Word for word, repeat the entries, minus the pictures.

====== RECORD SET

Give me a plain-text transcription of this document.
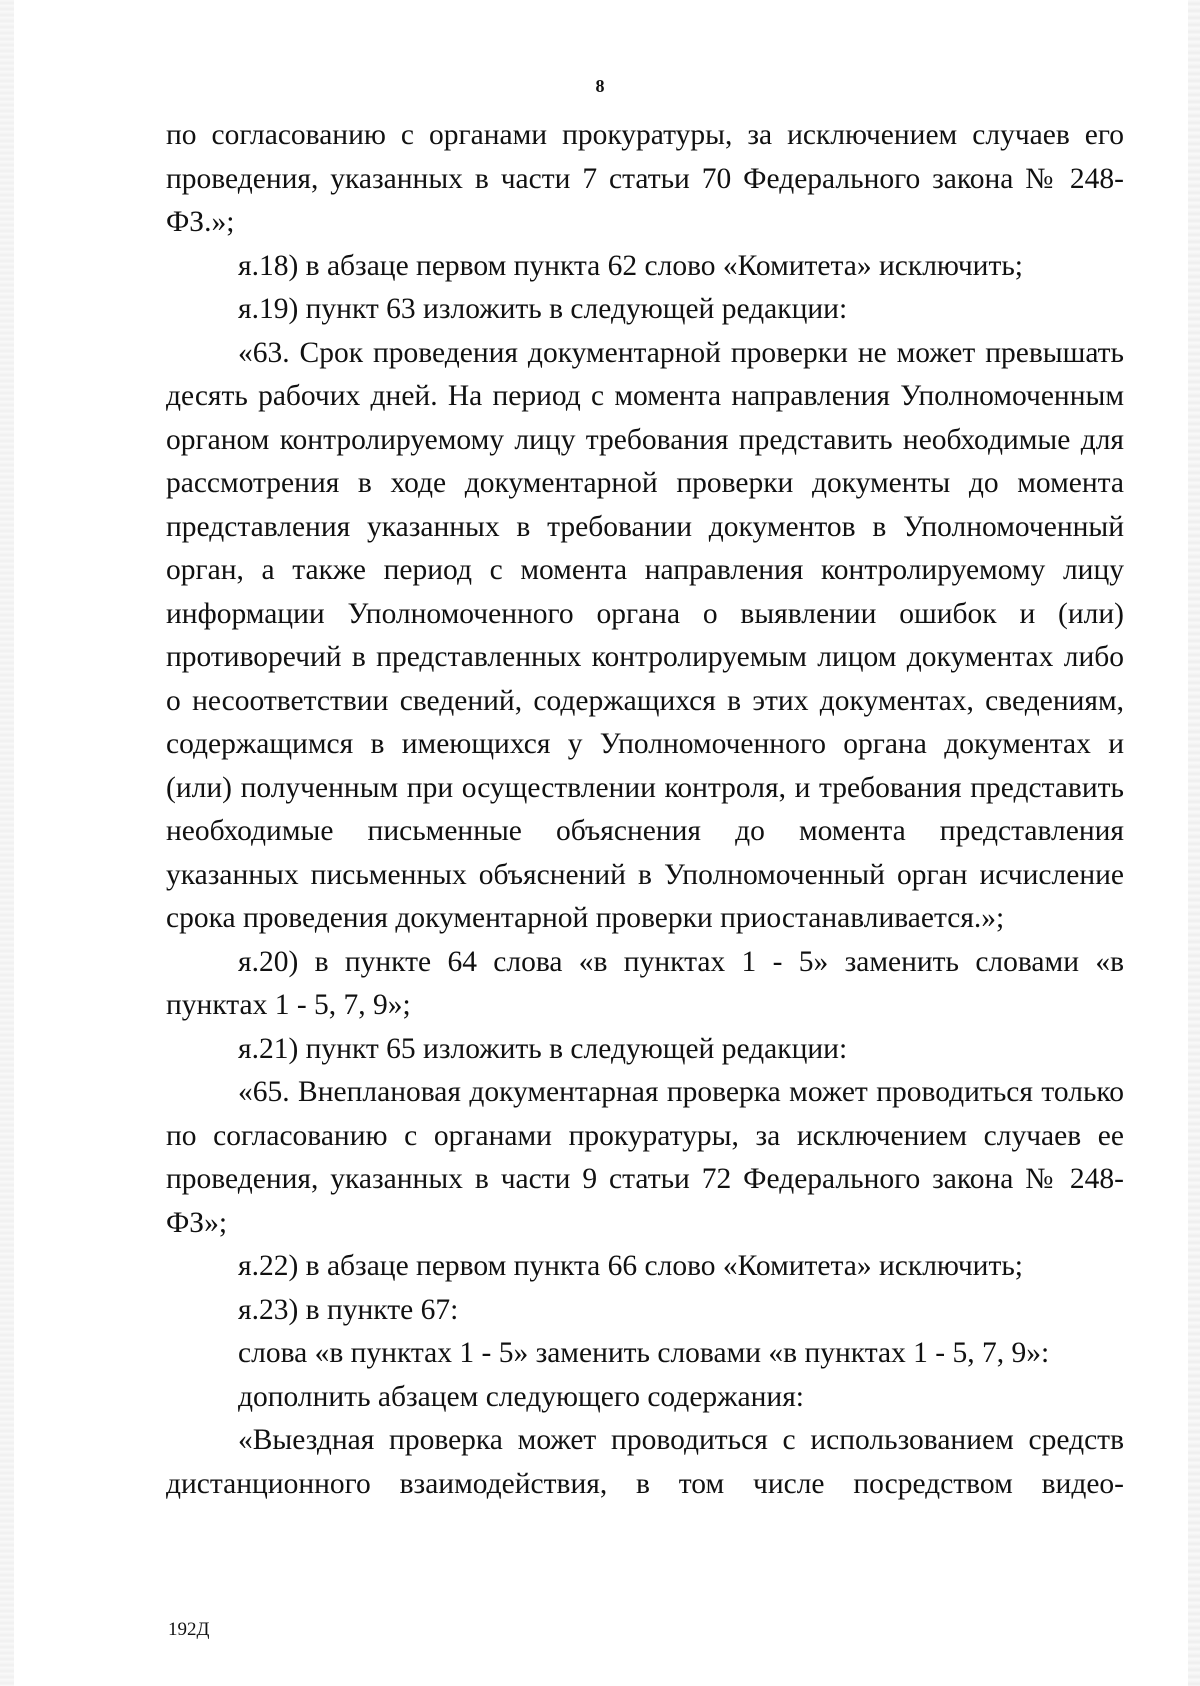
8

по согласованию с органами прокуратуры, за исключением случаев его проведения, указанных в части 7 статьи 70 Федерального закона № 248-ФЗ.»;

я.18) в абзаце первом пункта 62 слово «Комитета» исключить;

я.19) пункт 63 изложить в следующей редакции:

«63. Срок проведения документарной проверки не может превышать десять рабочих дней. На период с момента направления Уполномоченным органом контролируемому лицу требования представить необходимые для рассмотрения в ходе документарной проверки документы до момента представления указанных в требовании документов в Уполномоченный орган, а также период с момента направления контролируемому лицу информации Уполномоченного органа о выявлении ошибок и (или) противоречий в представленных контролируемым лицом документах либо о несоответствии сведений, содержащихся в этих документах, сведениям, содержащимся в имеющихся у Уполномоченного органа документах и (или) полученным при осуществлении контроля, и требования представить необходимые письменные объяснения до момента представления указанных письменных объяснений в Уполномоченный орган исчисление срока проведения документарной проверки приостанавливается.»;

я.20) в пункте 64 слова «в пунктах 1 - 5» заменить словами «в пунктах 1 - 5, 7, 9»;

я.21) пункт 65 изложить в следующей редакции:

«65. Внеплановая документарная проверка может проводиться только по согласованию с органами прокуратуры, за исключением случаев ее проведения, указанных в части 9 статьи 72 Федерального закона № 248-ФЗ»;

я.22) в абзаце первом пункта 66 слово «Комитета» исключить;

я.23) в пункте 67:

слова «в пунктах 1 - 5» заменить словами «в пунктах 1 - 5, 7, 9»:

дополнить абзацем следующего содержания:

«Выездная проверка может проводиться с использованием средств дистанционного взаимодействия, в том числе посредством видео-

192Д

============

**EXERCISE RESPONSE**.
Give me a plain-text transcription of this document.
8

по согласованию с органами прокуратуры, за исключением случаев его проведения, указанных в части 7 статьи 70 Федерального закона № 248-ФЗ.»;

я.18) в абзаце первом пункта 62 слово «Комитета» исключить;

я.19) пункт 63 изложить в следующей редакции:

«63. Срок проведения документарной проверки не может превышать десять рабочих дней. На период с момента направления Уполномоченным органом контролируемому лицу требования представить необходимые для рассмотрения в ходе документарной проверки документы до момента представления указанных в требовании документов в Уполномоченный орган, а также период с момента направления контролируемому лицу информации Уполномоченного органа о выявлении ошибок и (или) противоречий в представленных контролируемым лицом документах либо о несоответствии сведений, содержащихся в этих документах, сведениям, содержащимся в имеющихся у Уполномоченного органа документах и (или) полученным при осуществлении контроля, и требования представить необходимые письменные объяснения до момента представления указанных письменных объяснений в Уполномоченный орган исчисление срока проведения документарной проверки приостанавливается.»;

я.20) в пункте 64 слова «в пунктах 1 - 5» заменить словами «в пунктах 1 - 5, 7, 9»;

я.21) пункт 65 изложить в следующей редакции:

«65. Внеплановая документарная проверка может проводиться только по согласованию с органами прокуратуры, за исключением случаев ее проведения, указанных в части 9 статьи 72 Федерального закона № 248-ФЗ»;

я.22) в абзаце первом пункта 66 слово «Комитета» исключить;

я.23) в пункте 67:

слова «в пунктах 1 - 5» заменить словами «в пунктах 1 - 5, 7, 9»:

дополнить абзацем следующего содержания:

«Выездная проверка может проводиться с использованием средств дистанционного взаимодействия, в том числе посредством видео-

192Д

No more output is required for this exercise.